| Material provided |
(begin)
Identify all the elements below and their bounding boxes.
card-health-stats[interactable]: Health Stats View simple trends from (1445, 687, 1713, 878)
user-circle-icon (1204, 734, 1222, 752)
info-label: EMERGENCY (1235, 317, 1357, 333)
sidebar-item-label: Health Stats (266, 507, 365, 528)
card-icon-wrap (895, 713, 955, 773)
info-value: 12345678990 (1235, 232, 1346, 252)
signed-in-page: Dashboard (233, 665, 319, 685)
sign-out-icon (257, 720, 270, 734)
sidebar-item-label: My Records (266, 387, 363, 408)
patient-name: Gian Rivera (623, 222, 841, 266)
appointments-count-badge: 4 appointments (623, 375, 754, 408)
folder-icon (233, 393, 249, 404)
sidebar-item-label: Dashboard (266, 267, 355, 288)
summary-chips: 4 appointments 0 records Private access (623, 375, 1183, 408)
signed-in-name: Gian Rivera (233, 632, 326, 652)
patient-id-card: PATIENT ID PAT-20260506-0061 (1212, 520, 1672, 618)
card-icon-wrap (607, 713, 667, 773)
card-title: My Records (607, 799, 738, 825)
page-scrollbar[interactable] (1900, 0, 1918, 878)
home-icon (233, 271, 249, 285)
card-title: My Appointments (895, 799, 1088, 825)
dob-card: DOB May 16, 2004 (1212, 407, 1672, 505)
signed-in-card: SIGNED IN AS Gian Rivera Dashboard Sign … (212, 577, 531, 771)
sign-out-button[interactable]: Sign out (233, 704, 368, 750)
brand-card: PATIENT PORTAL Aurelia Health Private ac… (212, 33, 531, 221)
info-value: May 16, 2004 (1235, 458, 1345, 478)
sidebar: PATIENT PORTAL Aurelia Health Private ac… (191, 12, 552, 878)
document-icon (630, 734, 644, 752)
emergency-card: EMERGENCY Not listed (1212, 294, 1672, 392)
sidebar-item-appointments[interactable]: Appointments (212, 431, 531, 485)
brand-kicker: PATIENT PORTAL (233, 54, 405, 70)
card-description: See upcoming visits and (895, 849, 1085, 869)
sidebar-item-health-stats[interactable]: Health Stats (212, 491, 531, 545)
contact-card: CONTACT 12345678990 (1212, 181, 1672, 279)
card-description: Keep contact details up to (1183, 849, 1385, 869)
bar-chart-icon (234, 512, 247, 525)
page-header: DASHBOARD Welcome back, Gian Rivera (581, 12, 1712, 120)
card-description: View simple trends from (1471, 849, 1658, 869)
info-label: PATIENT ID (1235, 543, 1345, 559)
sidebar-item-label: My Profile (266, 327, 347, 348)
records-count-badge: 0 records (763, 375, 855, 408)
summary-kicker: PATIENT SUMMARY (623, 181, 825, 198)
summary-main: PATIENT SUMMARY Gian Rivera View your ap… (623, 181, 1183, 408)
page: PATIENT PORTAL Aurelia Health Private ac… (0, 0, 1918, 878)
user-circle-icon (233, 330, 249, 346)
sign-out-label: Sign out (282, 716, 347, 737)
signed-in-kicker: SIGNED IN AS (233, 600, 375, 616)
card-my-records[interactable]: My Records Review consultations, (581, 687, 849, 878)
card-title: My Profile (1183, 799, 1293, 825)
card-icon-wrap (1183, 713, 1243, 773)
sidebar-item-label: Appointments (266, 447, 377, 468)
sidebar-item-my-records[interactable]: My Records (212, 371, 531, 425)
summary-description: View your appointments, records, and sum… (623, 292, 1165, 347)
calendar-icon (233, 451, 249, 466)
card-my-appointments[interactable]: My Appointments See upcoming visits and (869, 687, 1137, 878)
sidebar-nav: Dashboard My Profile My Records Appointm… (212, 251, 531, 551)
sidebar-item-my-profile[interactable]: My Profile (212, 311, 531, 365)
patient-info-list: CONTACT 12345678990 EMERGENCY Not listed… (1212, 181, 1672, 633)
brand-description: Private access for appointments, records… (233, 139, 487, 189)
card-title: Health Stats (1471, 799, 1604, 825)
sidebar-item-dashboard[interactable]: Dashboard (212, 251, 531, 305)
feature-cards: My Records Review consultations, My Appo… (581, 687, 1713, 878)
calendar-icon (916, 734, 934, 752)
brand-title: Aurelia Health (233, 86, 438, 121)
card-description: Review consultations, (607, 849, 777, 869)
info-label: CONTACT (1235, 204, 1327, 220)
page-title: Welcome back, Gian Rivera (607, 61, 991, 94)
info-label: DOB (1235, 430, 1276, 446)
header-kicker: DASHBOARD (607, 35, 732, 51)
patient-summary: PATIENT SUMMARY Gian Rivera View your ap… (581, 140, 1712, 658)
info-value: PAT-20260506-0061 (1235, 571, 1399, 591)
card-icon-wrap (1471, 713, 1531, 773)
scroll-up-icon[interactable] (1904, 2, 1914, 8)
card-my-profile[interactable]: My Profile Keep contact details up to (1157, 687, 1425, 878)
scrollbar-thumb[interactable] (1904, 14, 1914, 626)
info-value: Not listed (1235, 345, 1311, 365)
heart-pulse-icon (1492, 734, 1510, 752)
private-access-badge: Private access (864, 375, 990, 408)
(end)
| Aim of the task |
Reproduce every entry above verbatim, keeping each line unchanged and in its original order.

| Answer to this problem |
Identify all the elements below and their bounding boxes.
card-health-stats[interactable]: Health Stats View simple trends from (1445, 687, 1713, 878)
user-circle-icon (1204, 734, 1222, 752)
info-label: EMERGENCY (1235, 317, 1357, 333)
sidebar-item-label: Health Stats (266, 507, 365, 528)
card-icon-wrap (895, 713, 955, 773)
info-value: 12345678990 (1235, 232, 1346, 252)
signed-in-page: Dashboard (233, 665, 319, 685)
sign-out-icon (257, 720, 270, 734)
sidebar-item-label: My Records (266, 387, 363, 408)
patient-name: Gian Rivera (623, 222, 841, 266)
appointments-count-badge: 4 appointments (623, 375, 754, 408)
folder-icon (233, 393, 249, 404)
sidebar-item-label: Dashboard (266, 267, 355, 288)
summary-chips: 4 appointments 0 records Private access (623, 375, 1183, 408)
signed-in-name: Gian Rivera (233, 632, 326, 652)
patient-id-card: PATIENT ID PAT-20260506-0061 (1212, 520, 1672, 618)
card-icon-wrap (607, 713, 667, 773)
card-title: My Records (607, 799, 738, 825)
page-scrollbar[interactable] (1900, 0, 1918, 878)
home-icon (233, 271, 249, 285)
card-title: My Appointments (895, 799, 1088, 825)
dob-card: DOB May 16, 2004 (1212, 407, 1672, 505)
signed-in-card: SIGNED IN AS Gian Rivera Dashboard Sign … (212, 577, 531, 771)
sign-out-button[interactable]: Sign out (233, 704, 368, 750)
brand-card: PATIENT PORTAL Aurelia Health Private ac… (212, 33, 531, 221)
info-value: May 16, 2004 (1235, 458, 1345, 478)
sidebar: PATIENT PORTAL Aurelia Health Private ac… (191, 12, 552, 878)
document-icon (630, 734, 644, 752)
emergency-card: EMERGENCY Not listed (1212, 294, 1672, 392)
sidebar-item-appointments[interactable]: Appointments (212, 431, 531, 485)
brand-kicker: PATIENT PORTAL (233, 54, 405, 70)
card-description: See upcoming visits and (895, 849, 1085, 869)
sidebar-item-health-stats[interactable]: Health Stats (212, 491, 531, 545)
contact-card: CONTACT 12345678990 (1212, 181, 1672, 279)
card-description: Keep contact details up to (1183, 849, 1385, 869)
bar-chart-icon (234, 512, 247, 525)
page-header: DASHBOARD Welcome back, Gian Rivera (581, 12, 1712, 120)
card-description: View simple trends from (1471, 849, 1658, 869)
info-label: PATIENT ID (1235, 543, 1345, 559)
sidebar-item-label: My Profile (266, 327, 347, 348)
records-count-badge: 0 records (763, 375, 855, 408)
summary-kicker: PATIENT SUMMARY (623, 181, 825, 198)
summary-main: PATIENT SUMMARY Gian Rivera View your ap… (623, 181, 1183, 408)
page: PATIENT PORTAL Aurelia Health Private ac… (0, 0, 1918, 878)
user-circle-icon (233, 330, 249, 346)
sign-out-label: Sign out (282, 716, 347, 737)
signed-in-kicker: SIGNED IN AS (233, 600, 375, 616)
card-my-records[interactable]: My Records Review consultations, (581, 687, 849, 878)
card-title: My Profile (1183, 799, 1293, 825)
card-icon-wrap (1183, 713, 1243, 773)
sidebar-item-label: Appointments (266, 447, 377, 468)
sidebar-item-my-records[interactable]: My Records (212, 371, 531, 425)
summary-description: View your appointments, records, and sum… (623, 292, 1165, 347)
calendar-icon (233, 451, 249, 466)
card-my-appointments[interactable]: My Appointments See upcoming visits and (869, 687, 1137, 878)
sidebar-nav: Dashboard My Profile My Records Appointm… (212, 251, 531, 551)
sidebar-item-my-profile[interactable]: My Profile (212, 311, 531, 365)
patient-info-list: CONTACT 12345678990 EMERGENCY Not listed… (1212, 181, 1672, 633)
brand-description: Private access for appointments, records… (233, 139, 487, 189)
card-title: Health Stats (1471, 799, 1604, 825)
sidebar-item-dashboard[interactable]: Dashboard (212, 251, 531, 305)
feature-cards: My Records Review consultations, My Appo… (581, 687, 1713, 878)
calendar-icon (916, 734, 934, 752)
brand-title: Aurelia Health (233, 86, 438, 121)
card-description: Review consultations, (607, 849, 777, 869)
info-label: CONTACT (1235, 204, 1327, 220)
page-title: Welcome back, Gian Rivera (607, 61, 991, 94)
info-label: DOB (1235, 430, 1276, 446)
header-kicker: DASHBOARD (607, 35, 732, 51)
patient-summary: PATIENT SUMMARY Gian Rivera View your ap… (581, 140, 1712, 658)
info-value: PAT-20260506-0061 (1235, 571, 1399, 591)
card-icon-wrap (1471, 713, 1531, 773)
scroll-up-icon[interactable] (1904, 2, 1914, 8)
card-my-profile[interactable]: My Profile Keep contact details up to (1157, 687, 1425, 878)
scrollbar-thumb[interactable] (1904, 14, 1914, 626)
info-value: Not listed (1235, 345, 1311, 365)
heart-pulse-icon (1492, 734, 1510, 752)
private-access-badge: Private access (864, 375, 990, 408)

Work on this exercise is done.